## Raw data
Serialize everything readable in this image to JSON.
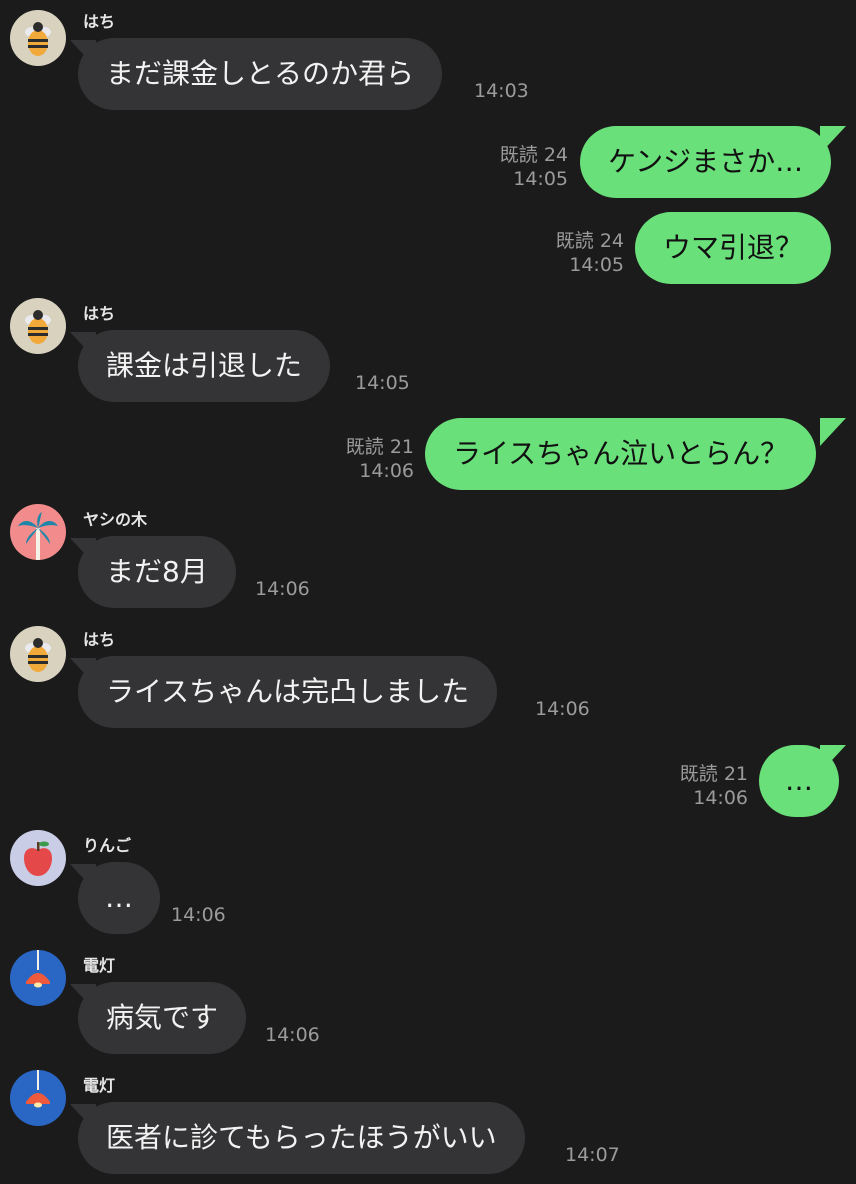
{
  "colors": {
    "background": "#1b1b1c",
    "incoming_bubble": "#343436",
    "outgoing_bubble": "#6ae07a",
    "meta_text": "#9b9b9b"
  },
  "messages": [
    {
      "sender": "はち",
      "avatar": "bee-icon",
      "text": "まだ課金しとるのか君ら",
      "time": "14:03"
    },
    {
      "read": "既読 24",
      "time": "14:05",
      "text": "ケンジまさか…"
    },
    {
      "read": "既読 24",
      "time": "14:05",
      "text": "ウマ引退？"
    },
    {
      "sender": "はち",
      "avatar": "bee-icon",
      "text": "課金は引退した",
      "time": "14:05"
    },
    {
      "read": "既読 21",
      "time": "14:06",
      "text": "ライスちゃん泣いとらん？"
    },
    {
      "sender": "ヤシの木",
      "avatar": "palm-tree-icon",
      "text": "まだ8月",
      "time": "14:06"
    },
    {
      "sender": "はち",
      "avatar": "bee-icon",
      "text": "ライスちゃんは完凸しました",
      "time": "14:06"
    },
    {
      "read": "既読 21",
      "time": "14:06",
      "text": "…"
    },
    {
      "sender": "りんご",
      "avatar": "apple-icon",
      "text": "…",
      "time": "14:06"
    },
    {
      "sender": "電灯",
      "avatar": "lamp-icon",
      "text": "病気です",
      "time": "14:06"
    },
    {
      "sender": "電灯",
      "avatar": "lamp-icon",
      "text": "医者に診てもらったほうがいい",
      "time": "14:07"
    }
  ]
}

## Job
Reproduce the data above in full, exactly as it is, with the pictures left out.

## Right answer
Serialize everything readable in this image to JSON.
{
  "colors": {
    "background": "#1b1b1c",
    "incoming_bubble": "#343436",
    "outgoing_bubble": "#6ae07a",
    "meta_text": "#9b9b9b"
  },
  "messages": [
    {
      "sender": "はち",
      "avatar": "bee-icon",
      "text": "まだ課金しとるのか君ら",
      "time": "14:03"
    },
    {
      "read": "既読 24",
      "time": "14:05",
      "text": "ケンジまさか…"
    },
    {
      "read": "既読 24",
      "time": "14:05",
      "text": "ウマ引退？"
    },
    {
      "sender": "はち",
      "avatar": "bee-icon",
      "text": "課金は引退した",
      "time": "14:05"
    },
    {
      "read": "既読 21",
      "time": "14:06",
      "text": "ライスちゃん泣いとらん？"
    },
    {
      "sender": "ヤシの木",
      "avatar": "palm-tree-icon",
      "text": "まだ8月",
      "time": "14:06"
    },
    {
      "sender": "はち",
      "avatar": "bee-icon",
      "text": "ライスちゃんは完凸しました",
      "time": "14:06"
    },
    {
      "read": "既読 21",
      "time": "14:06",
      "text": "…"
    },
    {
      "sender": "りんご",
      "avatar": "apple-icon",
      "text": "…",
      "time": "14:06"
    },
    {
      "sender": "電灯",
      "avatar": "lamp-icon",
      "text": "病気です",
      "time": "14:06"
    },
    {
      "sender": "電灯",
      "avatar": "lamp-icon",
      "text": "医者に診てもらったほうがいい",
      "time": "14:07"
    }
  ]
}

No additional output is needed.